Aim of the task: Pick out each line containing the string "value".

Figure data in JSON

::::::::::

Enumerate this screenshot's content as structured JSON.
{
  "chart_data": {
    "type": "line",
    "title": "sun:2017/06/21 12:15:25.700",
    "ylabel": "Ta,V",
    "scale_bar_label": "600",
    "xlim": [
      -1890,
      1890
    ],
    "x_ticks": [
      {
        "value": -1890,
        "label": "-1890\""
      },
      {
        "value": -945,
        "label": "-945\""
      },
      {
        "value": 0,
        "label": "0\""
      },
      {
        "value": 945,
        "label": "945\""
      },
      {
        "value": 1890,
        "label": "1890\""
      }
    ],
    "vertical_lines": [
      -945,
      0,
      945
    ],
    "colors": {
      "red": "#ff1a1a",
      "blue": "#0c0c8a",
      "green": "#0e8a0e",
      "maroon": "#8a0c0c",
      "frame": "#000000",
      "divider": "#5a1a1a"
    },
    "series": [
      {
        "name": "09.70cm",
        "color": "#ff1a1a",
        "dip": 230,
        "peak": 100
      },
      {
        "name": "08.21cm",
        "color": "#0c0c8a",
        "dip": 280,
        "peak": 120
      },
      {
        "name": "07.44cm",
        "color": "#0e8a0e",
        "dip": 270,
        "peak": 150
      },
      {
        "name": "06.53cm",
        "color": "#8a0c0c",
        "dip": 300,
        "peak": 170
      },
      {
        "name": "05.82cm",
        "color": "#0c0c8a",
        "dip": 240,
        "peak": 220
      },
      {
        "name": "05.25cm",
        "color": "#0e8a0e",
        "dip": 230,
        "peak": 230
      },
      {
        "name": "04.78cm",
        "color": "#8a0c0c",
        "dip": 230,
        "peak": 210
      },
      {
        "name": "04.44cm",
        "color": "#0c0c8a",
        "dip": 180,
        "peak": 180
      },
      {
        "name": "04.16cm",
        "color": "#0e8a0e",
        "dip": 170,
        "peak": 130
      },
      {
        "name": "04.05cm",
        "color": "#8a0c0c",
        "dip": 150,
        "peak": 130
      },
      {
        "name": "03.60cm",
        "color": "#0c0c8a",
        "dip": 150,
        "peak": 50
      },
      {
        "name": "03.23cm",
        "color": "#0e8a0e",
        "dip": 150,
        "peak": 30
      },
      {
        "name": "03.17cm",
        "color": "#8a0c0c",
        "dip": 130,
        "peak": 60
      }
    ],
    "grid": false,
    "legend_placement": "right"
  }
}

::::::::::

Correct result:
        "value": -1890,
        "value": -945,
        "value": 0,
        "value": 945,
        "value": 1890,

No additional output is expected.